▸ **Material to process**
** BEGIN **

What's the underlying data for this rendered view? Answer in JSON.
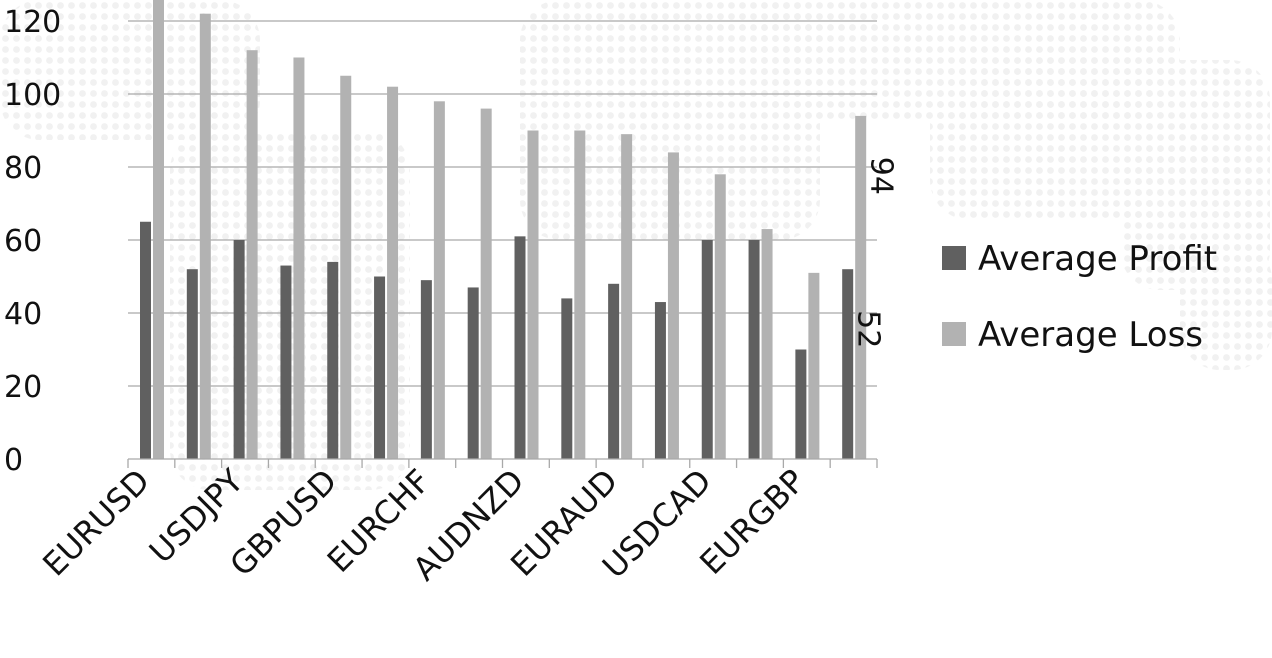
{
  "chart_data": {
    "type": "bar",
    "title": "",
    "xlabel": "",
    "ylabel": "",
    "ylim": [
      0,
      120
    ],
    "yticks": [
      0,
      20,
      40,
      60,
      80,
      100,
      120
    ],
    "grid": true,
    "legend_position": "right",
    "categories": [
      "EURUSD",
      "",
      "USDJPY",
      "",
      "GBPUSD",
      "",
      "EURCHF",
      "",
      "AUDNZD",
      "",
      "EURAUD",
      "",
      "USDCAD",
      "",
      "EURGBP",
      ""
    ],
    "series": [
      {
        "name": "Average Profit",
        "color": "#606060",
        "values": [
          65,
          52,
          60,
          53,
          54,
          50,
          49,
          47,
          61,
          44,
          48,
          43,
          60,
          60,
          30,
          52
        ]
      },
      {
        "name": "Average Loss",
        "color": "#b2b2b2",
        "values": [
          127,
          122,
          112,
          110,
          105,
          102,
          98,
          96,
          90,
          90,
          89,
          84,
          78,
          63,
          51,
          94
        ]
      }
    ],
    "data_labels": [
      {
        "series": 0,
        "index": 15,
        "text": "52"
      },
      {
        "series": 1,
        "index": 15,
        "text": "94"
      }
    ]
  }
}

** END **

Ignore the images and quote every line of the listing exactly.

What's the underlying data for this rendered view? Answer in JSON.
{
  "chart_data": {
    "type": "bar",
    "title": "",
    "xlabel": "",
    "ylabel": "",
    "ylim": [
      0,
      120
    ],
    "yticks": [
      0,
      20,
      40,
      60,
      80,
      100,
      120
    ],
    "grid": true,
    "legend_position": "right",
    "categories": [
      "EURUSD",
      "",
      "USDJPY",
      "",
      "GBPUSD",
      "",
      "EURCHF",
      "",
      "AUDNZD",
      "",
      "EURAUD",
      "",
      "USDCAD",
      "",
      "EURGBP",
      ""
    ],
    "series": [
      {
        "name": "Average Profit",
        "color": "#606060",
        "values": [
          65,
          52,
          60,
          53,
          54,
          50,
          49,
          47,
          61,
          44,
          48,
          43,
          60,
          60,
          30,
          52
        ]
      },
      {
        "name": "Average Loss",
        "color": "#b2b2b2",
        "values": [
          127,
          122,
          112,
          110,
          105,
          102,
          98,
          96,
          90,
          90,
          89,
          84,
          78,
          63,
          51,
          94
        ]
      }
    ],
    "data_labels": [
      {
        "series": 0,
        "index": 15,
        "text": "52"
      },
      {
        "series": 1,
        "index": 15,
        "text": "94"
      }
    ]
  }
}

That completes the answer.